--- BEGIN Listed records ---

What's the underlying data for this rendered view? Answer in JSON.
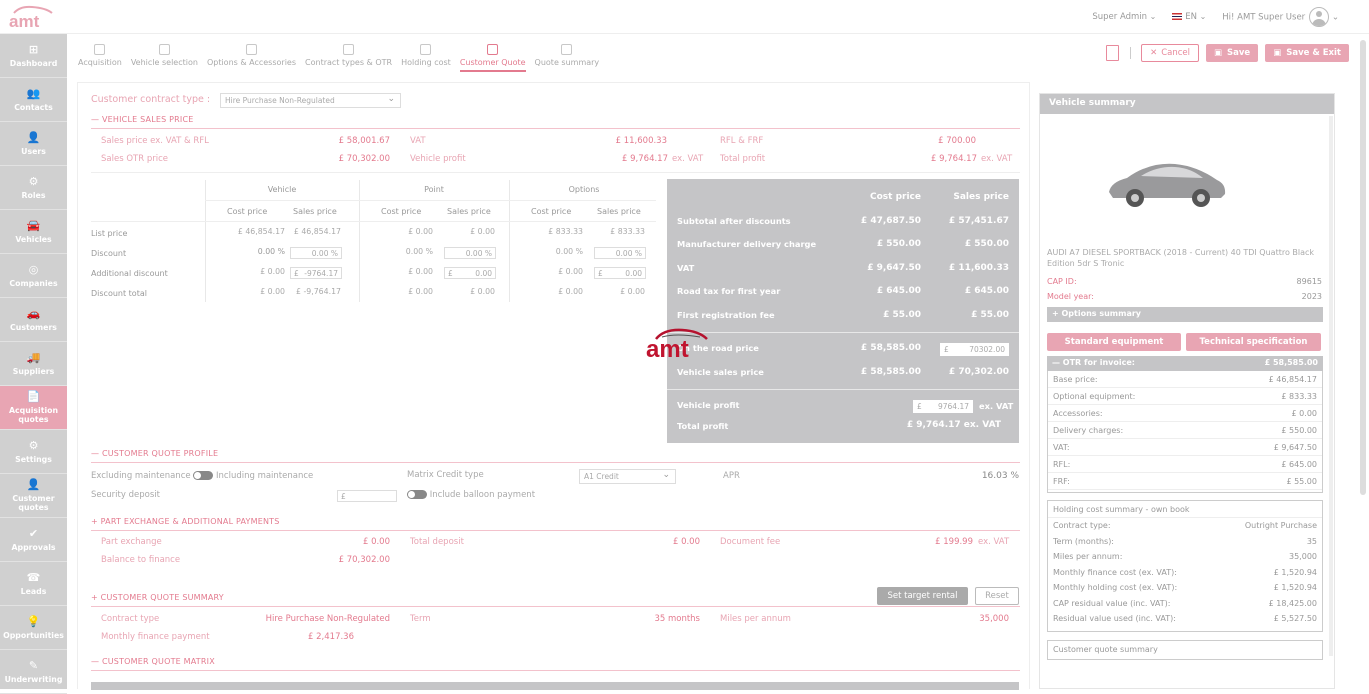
{
  "app": {
    "logo": "amt"
  },
  "topbar": {
    "role": "Super Admin",
    "lang": "EN",
    "greeting": "Hi! AMT Super User"
  },
  "sidebar": [
    {
      "label": "Dashboard",
      "icon": "dashboard-icon",
      "glyph": "⊞"
    },
    {
      "label": "Contacts",
      "icon": "contacts-icon",
      "glyph": "👥"
    },
    {
      "label": "Users",
      "icon": "user-icon",
      "glyph": "👤"
    },
    {
      "label": "Roles",
      "icon": "roles-icon",
      "glyph": "⚙"
    },
    {
      "label": "Vehicles",
      "icon": "car-icon",
      "glyph": "🚘"
    },
    {
      "label": "Companies",
      "icon": "companies-icon",
      "glyph": "◎"
    },
    {
      "label": "Customers",
      "icon": "customers-icon",
      "glyph": "🚗"
    },
    {
      "label": "Suppliers",
      "icon": "suppliers-icon",
      "glyph": "🚚"
    },
    {
      "label": "Acquisition quotes",
      "icon": "quote-icon",
      "glyph": "📄"
    },
    {
      "label": "Settings",
      "icon": "settings-icon",
      "glyph": "⚙"
    },
    {
      "label": "Customer quotes",
      "icon": "customer-quotes-icon",
      "glyph": "👤"
    },
    {
      "label": "Approvals",
      "icon": "approvals-icon",
      "glyph": "✔"
    },
    {
      "label": "Leads",
      "icon": "leads-icon",
      "glyph": "☎"
    },
    {
      "label": "Opportunities",
      "icon": "opportunities-icon",
      "glyph": "💡"
    },
    {
      "label": "Underwriting",
      "icon": "underwriting-icon",
      "glyph": "✎"
    }
  ],
  "steps": [
    "Acquisition",
    "Vehicle selection",
    "Options & Accessories",
    "Contract types & OTR",
    "Holding cost",
    "Customer Quote",
    "Quote summary"
  ],
  "actions": {
    "cancel": "Cancel",
    "save": "Save",
    "save_exit": "Save & Exit"
  },
  "main": {
    "contract_type_label": "Customer contract type :",
    "contract_type_value": "Hire Purchase Non-Regulated",
    "vehicle_sales_price": {
      "title": "VEHICLE SALES PRICE",
      "sales_price_label": "Sales price ex. VAT & RFL",
      "sales_price": "£ 58,001.67",
      "vat_label": "VAT",
      "vat": "£ 11,600.33",
      "rfl_label": "RFL & FRF",
      "rfl": "£ 700.00",
      "otr_label": "Sales OTR price",
      "otr": "£ 70,302.00",
      "profit_label": "Vehicle profit",
      "profit": "£ 9,764.17",
      "profit_suffix": "ex. VAT",
      "total_profit_label": "Total profit",
      "total_profit": "£ 9,764.17",
      "total_profit_suffix": "ex. VAT"
    },
    "pricing": {
      "groups": [
        "Vehicle",
        "Point",
        "Options"
      ],
      "cost": "Cost price",
      "sales": "Sales price",
      "rows": [
        "List price",
        "Discount",
        "Additional discount",
        "Discount total"
      ],
      "list": [
        "£ 46,854.17",
        "£ 46,854.17",
        "£ 0.00",
        "£ 0.00",
        "£ 833.33",
        "£ 833.33"
      ],
      "discount": [
        "0.00 %",
        "0.00 %",
        "0.00 %",
        "0.00 %",
        "0.00 %",
        "0.00 %"
      ],
      "add_discount": [
        "£ 0.00",
        "-9764.17",
        "£ 0.00",
        "0.00",
        "£ 0.00",
        "0.00"
      ],
      "discount_total": [
        "£ 0.00",
        "£ -9,764.17",
        "£ 0.00",
        "£ 0.00",
        "£ 0.00",
        "£ 0.00"
      ],
      "currency": "£"
    },
    "summary": {
      "cost_header": "Cost price",
      "sales_header": "Sales price",
      "rows": [
        {
          "label": "Subtotal after discounts",
          "cost": "£ 47,687.50",
          "sales": "£ 57,451.67"
        },
        {
          "label": "Manufacturer delivery charge",
          "cost": "£ 550.00",
          "sales": "£ 550.00"
        },
        {
          "label": "VAT",
          "cost": "£ 9,647.50",
          "sales": "£ 11,600.33"
        },
        {
          "label": "Road tax for first year",
          "cost": "£ 645.00",
          "sales": "£ 645.00"
        },
        {
          "label": "First registration fee",
          "cost": "£ 55.00",
          "sales": "£ 55.00"
        }
      ],
      "otr_label": "On the road price",
      "otr_cost": "£ 58,585.00",
      "otr_sales_input": "70302.00",
      "vsp_label": "Vehicle sales price",
      "vsp_cost": "£ 58,585.00",
      "vsp_sales": "£ 70,302.00",
      "vp_label": "Vehicle profit",
      "vp_input": "9764.17",
      "vp_suffix": "ex. VAT",
      "tp_label": "Total profit",
      "tp": "£ 9,764.17 ex. VAT"
    },
    "profile": {
      "title": "CUSTOMER QUOTE PROFILE",
      "excl": "Excluding maintenance",
      "incl": "Including maintenance",
      "matrix_label": "Matrix Credit type",
      "matrix_value": "A1 Credit",
      "apr_label": "APR",
      "apr": "16.03 %",
      "security_label": "Security deposit",
      "balloon": "Include balloon payment"
    },
    "part_exchange": {
      "title": "PART EXCHANGE & ADDITIONAL PAYMENTS",
      "px_label": "Part exchange",
      "px": "£ 0.00",
      "td_label": "Total deposit",
      "td": "£ 0.00",
      "fee_label": "Document fee",
      "fee": "£ 199.99",
      "fee_suffix": "ex. VAT",
      "bal_label": "Balance to finance",
      "bal": "£ 70,302.00"
    },
    "quote_summary": {
      "title": "CUSTOMER QUOTE SUMMARY",
      "set_target": "Set target rental",
      "reset": "Reset",
      "ct_label": "Contract type",
      "ct": "Hire Purchase Non-Regulated",
      "term_label": "Term",
      "term": "35 months",
      "miles_label": "Miles per annum",
      "miles": "35,000",
      "mfp_label": "Monthly finance payment",
      "mfp": "£ 2,417.36"
    },
    "matrix": {
      "title": "CUSTOMER QUOTE MATRIX"
    }
  },
  "vehicle_summary": {
    "title": "Vehicle summary",
    "name": "AUDI A7 DIESEL SPORTBACK (2018 - Current) 40 TDI Quattro Black Edition 5dr S Tronic",
    "cap_label": "CAP ID:",
    "cap": "89615",
    "year_label": "Model year:",
    "year": "2023",
    "options_summary": "Options summary",
    "std_equipment": "Standard equipment",
    "tech_spec": "Technical specification",
    "otr_label": "OTR for invoice:",
    "otr": "£ 58,585.00",
    "otr_rows": [
      {
        "label": "Base price:",
        "value": "£ 46,854.17"
      },
      {
        "label": "Optional equipment:",
        "value": "£ 833.33"
      },
      {
        "label": "Accessories:",
        "value": "£ 0.00"
      },
      {
        "label": "Delivery charges:",
        "value": "£ 550.00"
      },
      {
        "label": "VAT:",
        "value": "£ 9,647.50"
      },
      {
        "label": "RFL:",
        "value": "£ 645.00"
      },
      {
        "label": "FRF:",
        "value": "£ 55.00"
      }
    ],
    "holding_title": "Holding cost summary - own book",
    "holding_rows": [
      {
        "label": "Contract type:",
        "value": "Outright Purchase"
      },
      {
        "label": "Term (months):",
        "value": "35"
      },
      {
        "label": "Miles per annum:",
        "value": "35,000"
      },
      {
        "label": "Monthly finance cost (ex. VAT):",
        "value": "£ 1,520.94"
      },
      {
        "label": "Monthly holding cost (ex. VAT):",
        "value": "£ 1,520.94"
      },
      {
        "label": "CAP residual value (inc. VAT):",
        "value": "£ 18,425.00"
      },
      {
        "label": "Residual value used (inc. VAT):",
        "value": "£ 5,527.50"
      }
    ],
    "customer_quote_summary": "Customer quote summary"
  },
  "colors": {
    "accent": "#e8a5b3",
    "accent_dark": "#e37a8e",
    "gray_panel": "#c5c5c7"
  }
}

--- END Listed records ---

Exercise details —
Going through the lines above one by one, tally those with the word "Monthly" and give only the total.

Written solution —
3